● **Do this**
Pick out each line containing the string "Rosemond" and copy it.

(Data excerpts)
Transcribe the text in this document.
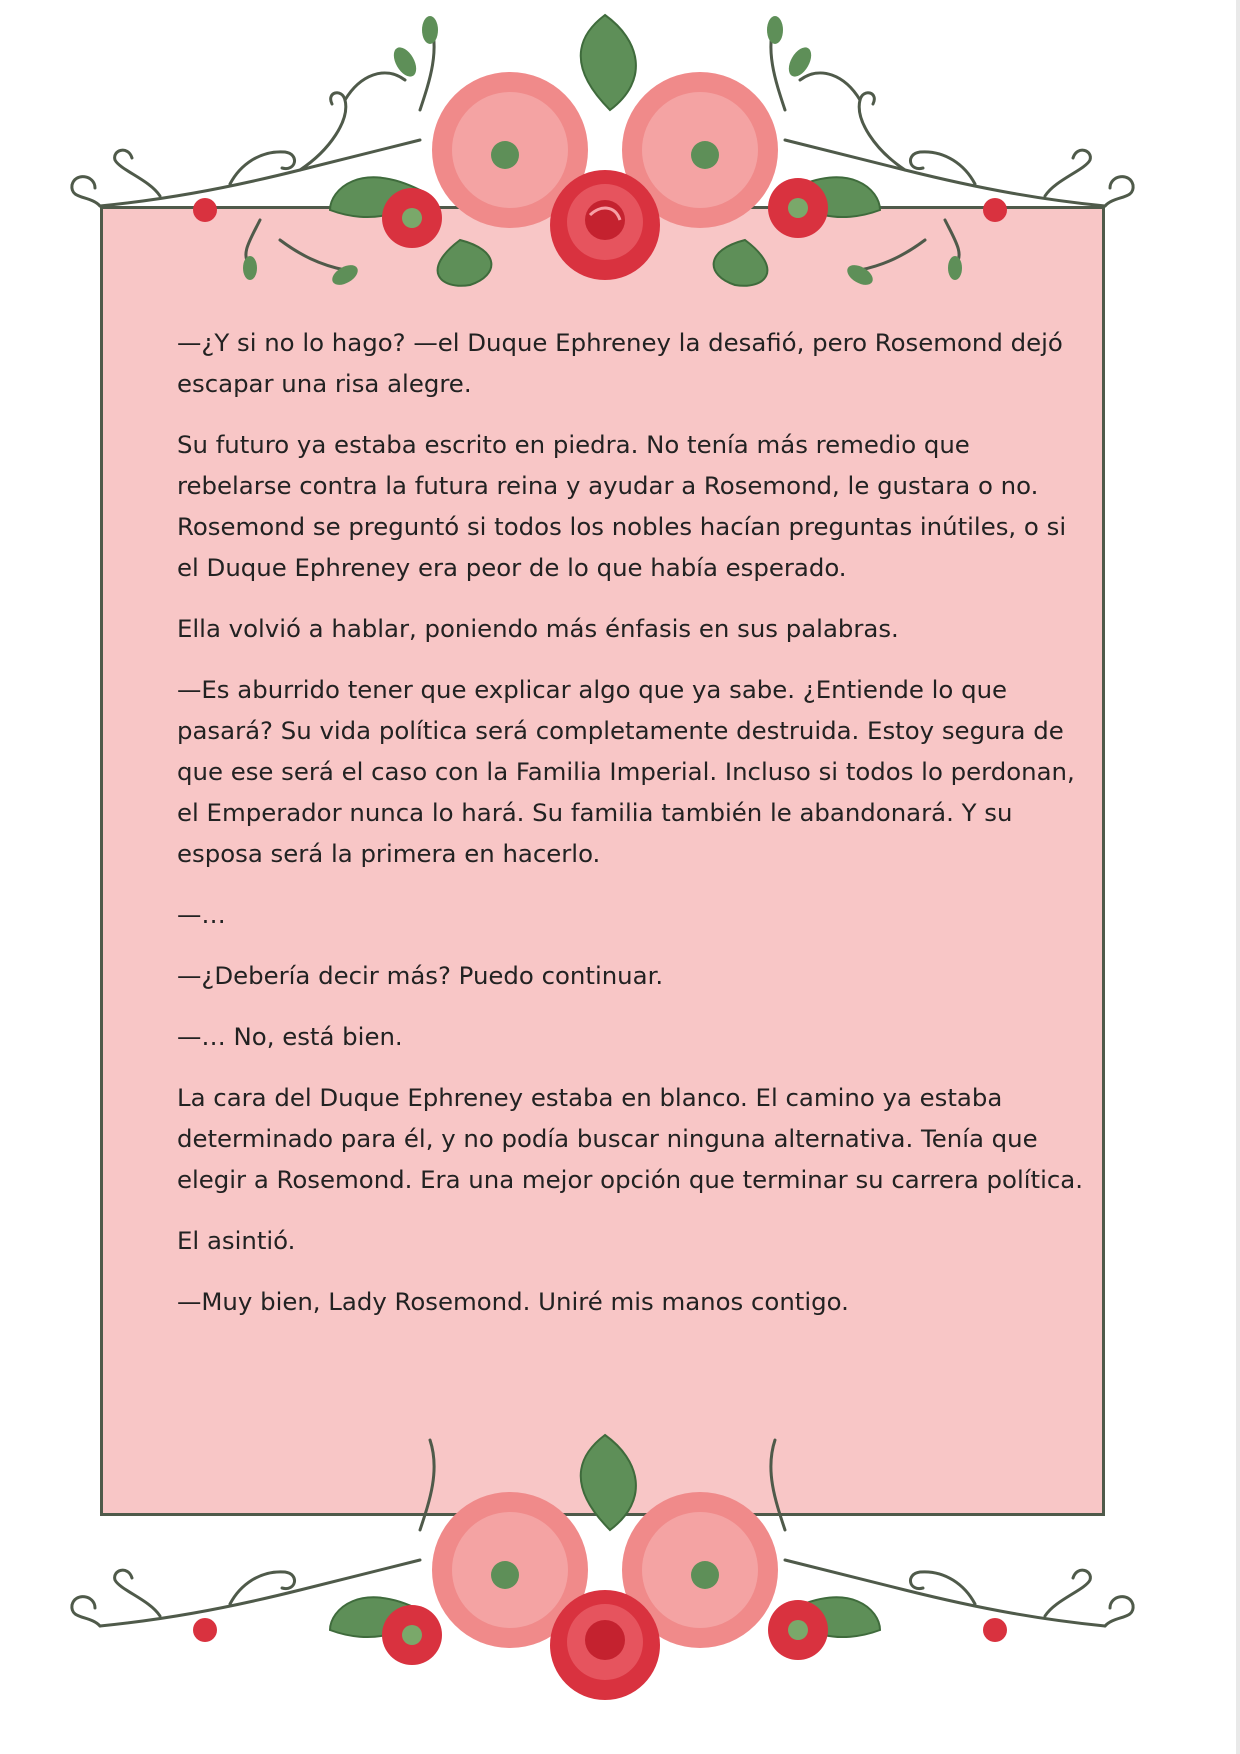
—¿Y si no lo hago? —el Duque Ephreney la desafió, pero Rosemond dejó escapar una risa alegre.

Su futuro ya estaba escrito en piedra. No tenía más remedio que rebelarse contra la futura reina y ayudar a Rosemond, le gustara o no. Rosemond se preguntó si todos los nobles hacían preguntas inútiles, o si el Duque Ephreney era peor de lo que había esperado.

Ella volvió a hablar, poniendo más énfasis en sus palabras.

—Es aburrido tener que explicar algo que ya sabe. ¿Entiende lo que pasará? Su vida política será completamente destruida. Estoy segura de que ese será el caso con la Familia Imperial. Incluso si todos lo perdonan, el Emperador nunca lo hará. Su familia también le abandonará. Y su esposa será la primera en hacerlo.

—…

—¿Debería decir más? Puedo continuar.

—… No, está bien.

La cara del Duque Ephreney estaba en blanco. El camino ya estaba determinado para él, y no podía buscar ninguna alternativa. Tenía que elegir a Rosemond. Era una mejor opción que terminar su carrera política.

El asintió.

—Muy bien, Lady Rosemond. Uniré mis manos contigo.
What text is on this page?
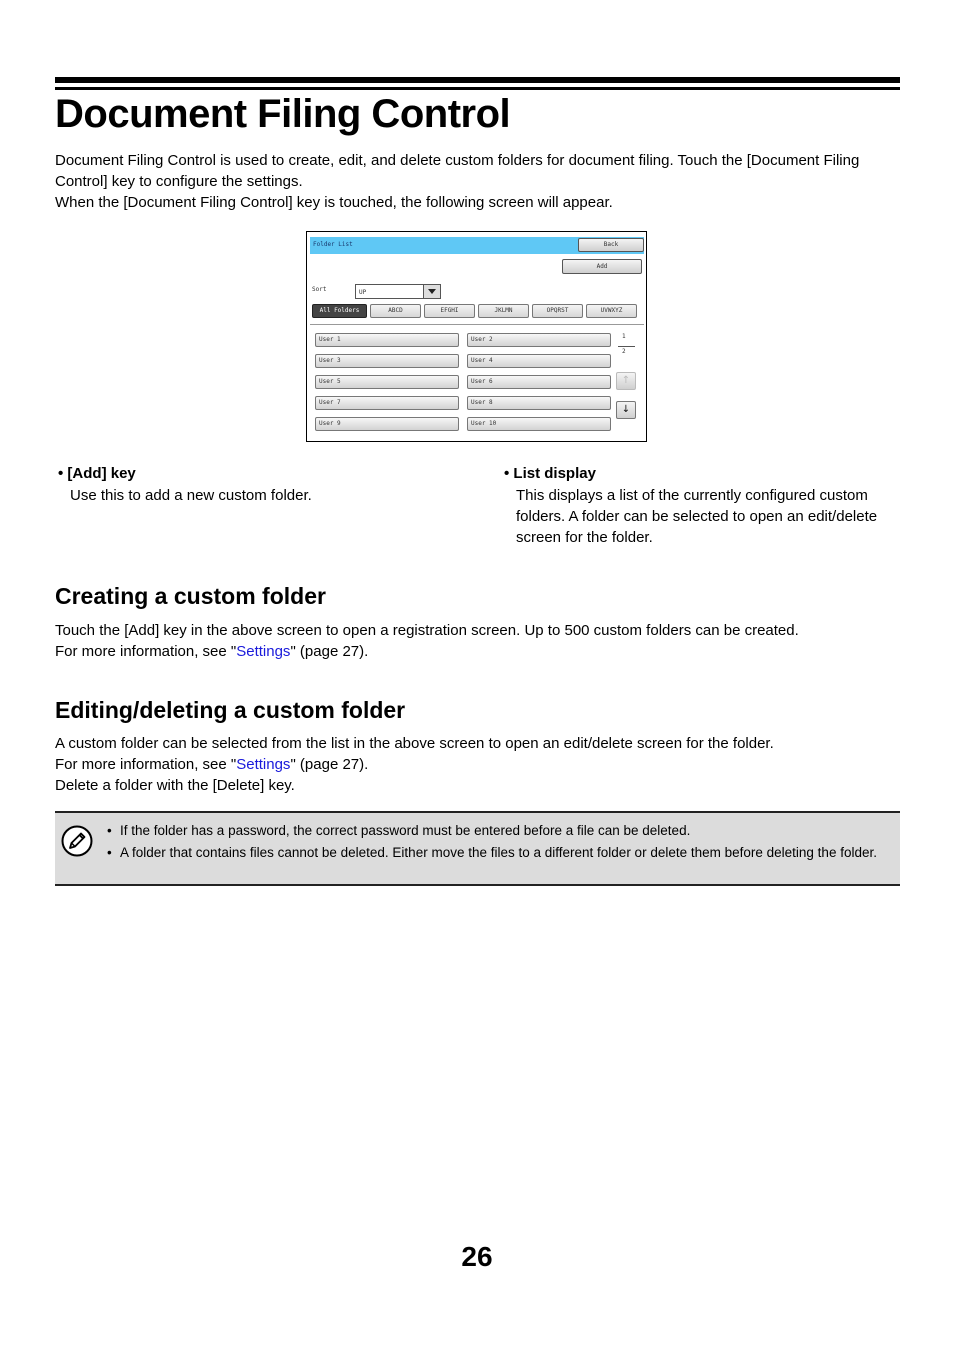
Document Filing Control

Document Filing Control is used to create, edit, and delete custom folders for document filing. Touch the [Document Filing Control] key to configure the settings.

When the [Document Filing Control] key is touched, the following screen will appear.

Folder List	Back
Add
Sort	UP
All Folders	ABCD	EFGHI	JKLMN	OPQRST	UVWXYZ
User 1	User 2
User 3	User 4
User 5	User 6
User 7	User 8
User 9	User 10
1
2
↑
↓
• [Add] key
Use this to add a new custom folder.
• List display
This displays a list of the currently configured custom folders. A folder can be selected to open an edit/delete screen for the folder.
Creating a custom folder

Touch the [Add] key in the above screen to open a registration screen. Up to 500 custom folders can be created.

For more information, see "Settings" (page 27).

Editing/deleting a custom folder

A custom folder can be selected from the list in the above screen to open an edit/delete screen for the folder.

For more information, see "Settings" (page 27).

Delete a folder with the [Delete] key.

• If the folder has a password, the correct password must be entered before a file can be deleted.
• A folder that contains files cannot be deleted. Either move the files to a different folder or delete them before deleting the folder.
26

--

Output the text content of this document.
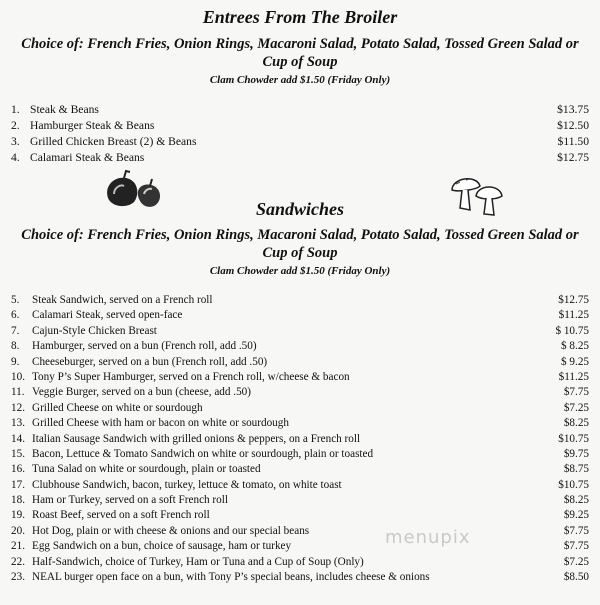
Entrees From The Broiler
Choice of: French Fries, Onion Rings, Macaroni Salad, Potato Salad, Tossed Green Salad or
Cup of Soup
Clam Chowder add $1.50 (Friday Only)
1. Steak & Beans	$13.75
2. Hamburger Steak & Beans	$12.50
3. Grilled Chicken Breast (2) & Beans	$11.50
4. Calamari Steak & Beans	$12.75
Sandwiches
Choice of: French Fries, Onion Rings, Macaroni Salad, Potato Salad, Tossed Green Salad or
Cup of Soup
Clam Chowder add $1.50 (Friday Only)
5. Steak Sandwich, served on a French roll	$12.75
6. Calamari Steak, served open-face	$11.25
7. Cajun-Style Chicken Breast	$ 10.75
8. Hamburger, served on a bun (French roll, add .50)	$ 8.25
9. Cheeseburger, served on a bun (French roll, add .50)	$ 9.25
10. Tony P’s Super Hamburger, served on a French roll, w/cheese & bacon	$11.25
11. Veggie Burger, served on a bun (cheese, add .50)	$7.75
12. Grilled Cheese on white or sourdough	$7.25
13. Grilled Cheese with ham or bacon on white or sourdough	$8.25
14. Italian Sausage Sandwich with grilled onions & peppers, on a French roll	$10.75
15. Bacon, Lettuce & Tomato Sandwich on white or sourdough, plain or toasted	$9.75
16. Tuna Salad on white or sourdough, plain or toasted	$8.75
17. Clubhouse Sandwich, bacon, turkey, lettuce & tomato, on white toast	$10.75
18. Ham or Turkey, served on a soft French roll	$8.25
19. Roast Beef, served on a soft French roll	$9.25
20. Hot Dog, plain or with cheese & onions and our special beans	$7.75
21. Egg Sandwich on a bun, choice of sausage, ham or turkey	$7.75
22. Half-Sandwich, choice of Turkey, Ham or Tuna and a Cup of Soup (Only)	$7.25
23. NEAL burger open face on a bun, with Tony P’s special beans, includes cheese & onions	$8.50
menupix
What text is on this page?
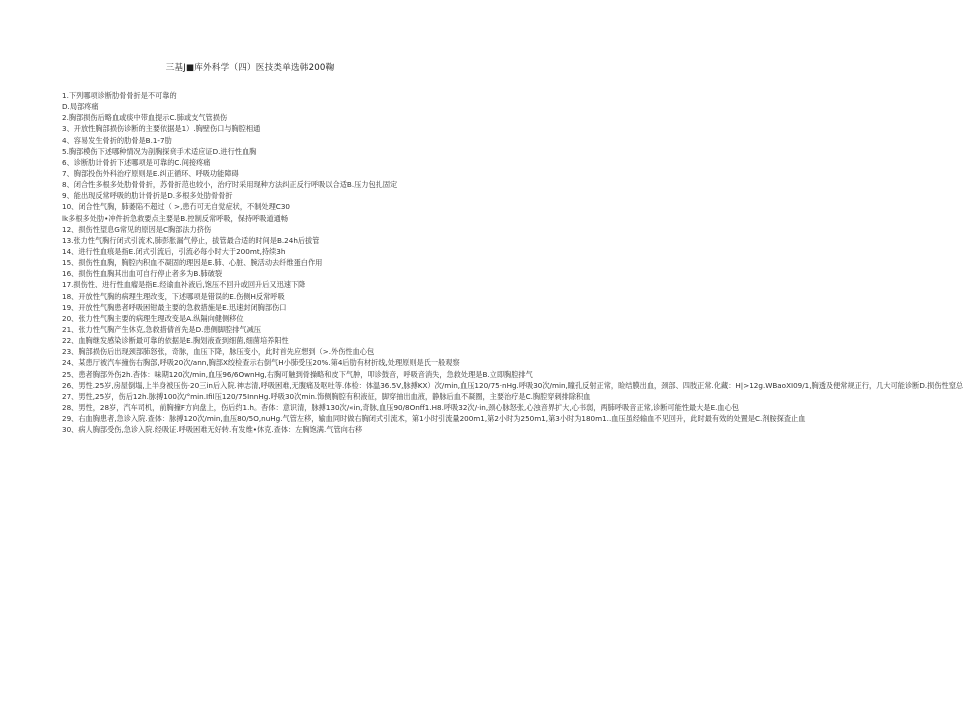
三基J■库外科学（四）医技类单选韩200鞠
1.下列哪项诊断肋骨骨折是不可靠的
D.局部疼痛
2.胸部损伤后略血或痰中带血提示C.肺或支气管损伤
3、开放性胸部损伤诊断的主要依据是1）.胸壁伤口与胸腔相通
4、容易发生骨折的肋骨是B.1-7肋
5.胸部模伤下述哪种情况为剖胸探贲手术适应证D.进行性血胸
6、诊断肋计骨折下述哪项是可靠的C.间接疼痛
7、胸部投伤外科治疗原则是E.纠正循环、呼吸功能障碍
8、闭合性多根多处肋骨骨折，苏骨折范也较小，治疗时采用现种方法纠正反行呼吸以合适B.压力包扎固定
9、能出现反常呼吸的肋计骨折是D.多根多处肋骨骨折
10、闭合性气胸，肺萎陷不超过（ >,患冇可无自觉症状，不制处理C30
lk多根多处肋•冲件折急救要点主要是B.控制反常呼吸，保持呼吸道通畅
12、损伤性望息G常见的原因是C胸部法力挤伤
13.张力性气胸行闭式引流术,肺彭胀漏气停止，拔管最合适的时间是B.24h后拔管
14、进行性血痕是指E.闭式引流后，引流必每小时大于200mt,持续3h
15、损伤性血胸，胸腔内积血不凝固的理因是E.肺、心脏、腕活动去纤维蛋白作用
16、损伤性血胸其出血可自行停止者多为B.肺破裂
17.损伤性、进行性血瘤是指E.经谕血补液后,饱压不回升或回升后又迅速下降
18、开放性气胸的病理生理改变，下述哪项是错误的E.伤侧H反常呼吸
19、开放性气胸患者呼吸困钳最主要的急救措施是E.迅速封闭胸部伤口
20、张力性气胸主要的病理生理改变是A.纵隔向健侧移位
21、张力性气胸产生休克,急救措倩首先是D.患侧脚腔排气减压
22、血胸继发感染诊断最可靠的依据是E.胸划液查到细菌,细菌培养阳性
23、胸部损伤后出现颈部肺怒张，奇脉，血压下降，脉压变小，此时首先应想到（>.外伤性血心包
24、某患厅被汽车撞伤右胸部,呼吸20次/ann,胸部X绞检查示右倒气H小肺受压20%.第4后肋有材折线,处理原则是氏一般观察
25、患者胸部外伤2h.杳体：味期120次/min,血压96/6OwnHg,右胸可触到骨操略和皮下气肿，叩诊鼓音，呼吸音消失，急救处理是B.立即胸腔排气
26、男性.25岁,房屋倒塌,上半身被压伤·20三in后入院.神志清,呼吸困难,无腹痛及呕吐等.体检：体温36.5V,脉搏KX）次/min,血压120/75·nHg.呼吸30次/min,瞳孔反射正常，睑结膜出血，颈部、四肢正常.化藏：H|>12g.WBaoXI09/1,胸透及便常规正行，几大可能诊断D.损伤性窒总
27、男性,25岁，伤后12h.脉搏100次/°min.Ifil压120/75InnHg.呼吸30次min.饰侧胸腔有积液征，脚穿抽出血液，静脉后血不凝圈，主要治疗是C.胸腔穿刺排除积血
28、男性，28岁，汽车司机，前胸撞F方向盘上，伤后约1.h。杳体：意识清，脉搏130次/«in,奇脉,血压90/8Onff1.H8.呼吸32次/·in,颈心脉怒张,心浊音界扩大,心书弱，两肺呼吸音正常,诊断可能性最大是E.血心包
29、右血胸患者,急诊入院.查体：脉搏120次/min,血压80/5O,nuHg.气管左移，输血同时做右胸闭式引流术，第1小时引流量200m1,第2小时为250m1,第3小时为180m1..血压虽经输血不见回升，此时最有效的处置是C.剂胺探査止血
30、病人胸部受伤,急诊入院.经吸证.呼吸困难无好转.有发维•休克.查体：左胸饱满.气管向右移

...

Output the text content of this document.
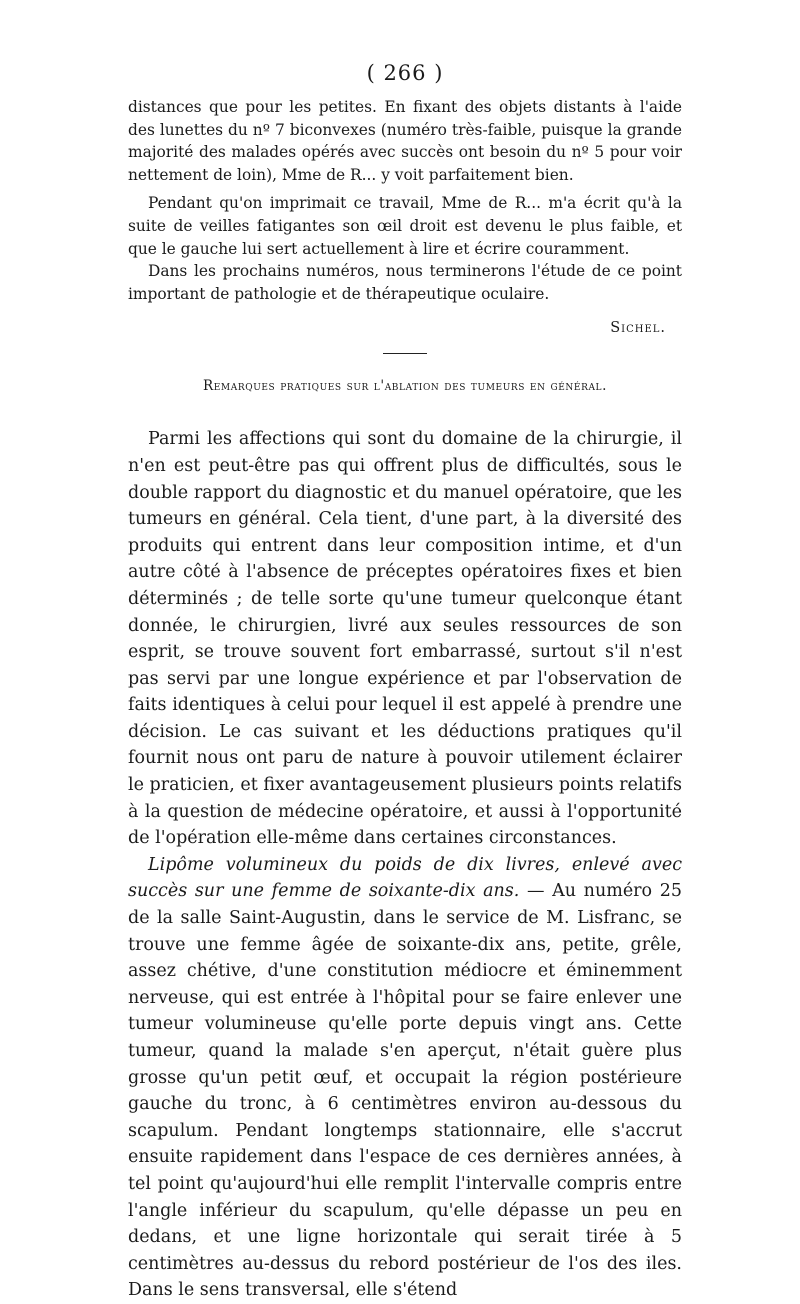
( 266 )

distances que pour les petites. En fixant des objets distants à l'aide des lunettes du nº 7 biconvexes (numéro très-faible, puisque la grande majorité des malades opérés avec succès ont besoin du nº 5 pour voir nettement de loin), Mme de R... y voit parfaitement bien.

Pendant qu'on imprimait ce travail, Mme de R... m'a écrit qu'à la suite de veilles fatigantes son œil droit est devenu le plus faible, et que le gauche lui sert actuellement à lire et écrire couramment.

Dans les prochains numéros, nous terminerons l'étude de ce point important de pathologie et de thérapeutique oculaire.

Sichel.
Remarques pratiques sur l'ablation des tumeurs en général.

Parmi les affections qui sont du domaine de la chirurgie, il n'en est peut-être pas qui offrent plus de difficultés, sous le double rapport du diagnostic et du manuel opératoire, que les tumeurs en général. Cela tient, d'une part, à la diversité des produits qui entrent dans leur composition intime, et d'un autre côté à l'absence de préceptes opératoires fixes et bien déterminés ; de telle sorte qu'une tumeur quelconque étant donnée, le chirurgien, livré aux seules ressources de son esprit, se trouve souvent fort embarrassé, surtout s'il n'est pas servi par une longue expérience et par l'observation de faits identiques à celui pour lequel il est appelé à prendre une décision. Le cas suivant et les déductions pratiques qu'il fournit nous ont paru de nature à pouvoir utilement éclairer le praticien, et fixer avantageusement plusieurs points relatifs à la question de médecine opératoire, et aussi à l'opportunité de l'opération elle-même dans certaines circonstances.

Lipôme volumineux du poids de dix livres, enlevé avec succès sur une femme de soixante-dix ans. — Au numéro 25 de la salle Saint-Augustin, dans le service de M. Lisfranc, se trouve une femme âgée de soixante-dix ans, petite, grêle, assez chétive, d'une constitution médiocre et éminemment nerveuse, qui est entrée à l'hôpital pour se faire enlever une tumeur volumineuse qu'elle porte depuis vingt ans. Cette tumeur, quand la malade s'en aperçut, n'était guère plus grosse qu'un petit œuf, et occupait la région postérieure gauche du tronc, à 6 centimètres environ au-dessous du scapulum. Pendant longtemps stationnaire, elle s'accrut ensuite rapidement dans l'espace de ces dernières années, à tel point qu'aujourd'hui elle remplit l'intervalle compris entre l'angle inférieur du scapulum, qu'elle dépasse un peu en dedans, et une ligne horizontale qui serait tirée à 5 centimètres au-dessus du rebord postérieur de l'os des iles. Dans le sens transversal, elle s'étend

● **Exercise solution**
—¿Y si no lo hago? —el Duque Ephreney la desafió, pero Rosemond dejó escapar una risa alegre.
Su futuro ya estaba escrito en piedra. No tenía más remedio que rebelarse contra la futura reina y ayudar a Rosemond, le gustara o no. Rosemond se preguntó si todos los nobles hacían preguntas inútiles, o si el Duque Ephreney era peor de lo que había esperado.
La cara del Duque Ephreney estaba en blanco. El camino ya estaba determinado para él, y no podía buscar ninguna alternativa. Tenía que elegir a Rosemond. Era una mejor opción que terminar su carrera política.
—Muy bien, Lady Rosemond. Uniré mis manos contigo.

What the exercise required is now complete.